GIVEN TASK ::
Return the records word for word. Any pictures in them are not part of the copy.

++++ GIVEN RECORDS

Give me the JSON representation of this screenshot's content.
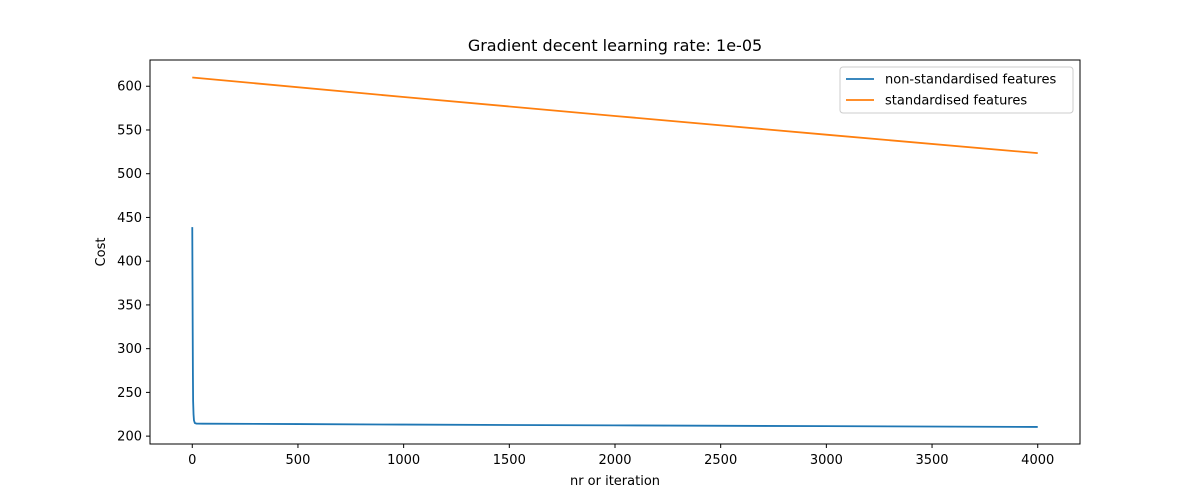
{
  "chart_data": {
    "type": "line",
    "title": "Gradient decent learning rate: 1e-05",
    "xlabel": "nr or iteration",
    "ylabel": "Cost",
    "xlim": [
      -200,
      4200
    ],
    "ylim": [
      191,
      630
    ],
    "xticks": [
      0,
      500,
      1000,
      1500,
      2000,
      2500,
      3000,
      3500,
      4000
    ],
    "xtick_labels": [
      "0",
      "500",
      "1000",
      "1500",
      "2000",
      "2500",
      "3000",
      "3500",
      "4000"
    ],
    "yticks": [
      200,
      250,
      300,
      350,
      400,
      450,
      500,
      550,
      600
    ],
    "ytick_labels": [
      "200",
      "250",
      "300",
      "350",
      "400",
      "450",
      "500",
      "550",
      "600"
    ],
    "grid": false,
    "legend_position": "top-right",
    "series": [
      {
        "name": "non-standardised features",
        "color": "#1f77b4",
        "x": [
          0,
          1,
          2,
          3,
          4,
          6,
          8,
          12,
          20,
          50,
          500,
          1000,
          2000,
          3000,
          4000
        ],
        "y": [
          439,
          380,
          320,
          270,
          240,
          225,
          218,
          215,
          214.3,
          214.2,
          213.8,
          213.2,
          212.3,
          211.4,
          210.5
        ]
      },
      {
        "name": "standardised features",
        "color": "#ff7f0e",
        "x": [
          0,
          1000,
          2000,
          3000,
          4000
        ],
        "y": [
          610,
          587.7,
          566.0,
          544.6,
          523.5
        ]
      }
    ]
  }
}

++++++++

PROBLEM SOLUTION ::
Give me the JSON representation of this screenshot's content.
{
  "chart_data": {
    "type": "line",
    "title": "Gradient decent learning rate: 1e-05",
    "xlabel": "nr or iteration",
    "ylabel": "Cost",
    "xlim": [
      -200,
      4200
    ],
    "ylim": [
      191,
      630
    ],
    "xticks": [
      0,
      500,
      1000,
      1500,
      2000,
      2500,
      3000,
      3500,
      4000
    ],
    "xtick_labels": [
      "0",
      "500",
      "1000",
      "1500",
      "2000",
      "2500",
      "3000",
      "3500",
      "4000"
    ],
    "yticks": [
      200,
      250,
      300,
      350,
      400,
      450,
      500,
      550,
      600
    ],
    "ytick_labels": [
      "200",
      "250",
      "300",
      "350",
      "400",
      "450",
      "500",
      "550",
      "600"
    ],
    "grid": false,
    "legend_position": "top-right",
    "series": [
      {
        "name": "non-standardised features",
        "color": "#1f77b4",
        "x": [
          0,
          1,
          2,
          3,
          4,
          6,
          8,
          12,
          20,
          50,
          500,
          1000,
          2000,
          3000,
          4000
        ],
        "y": [
          439,
          380,
          320,
          270,
          240,
          225,
          218,
          215,
          214.3,
          214.2,
          213.8,
          213.2,
          212.3,
          211.4,
          210.5
        ]
      },
      {
        "name": "standardised features",
        "color": "#ff7f0e",
        "x": [
          0,
          1000,
          2000,
          3000,
          4000
        ],
        "y": [
          610,
          587.7,
          566.0,
          544.6,
          523.5
        ]
      }
    ]
  }
}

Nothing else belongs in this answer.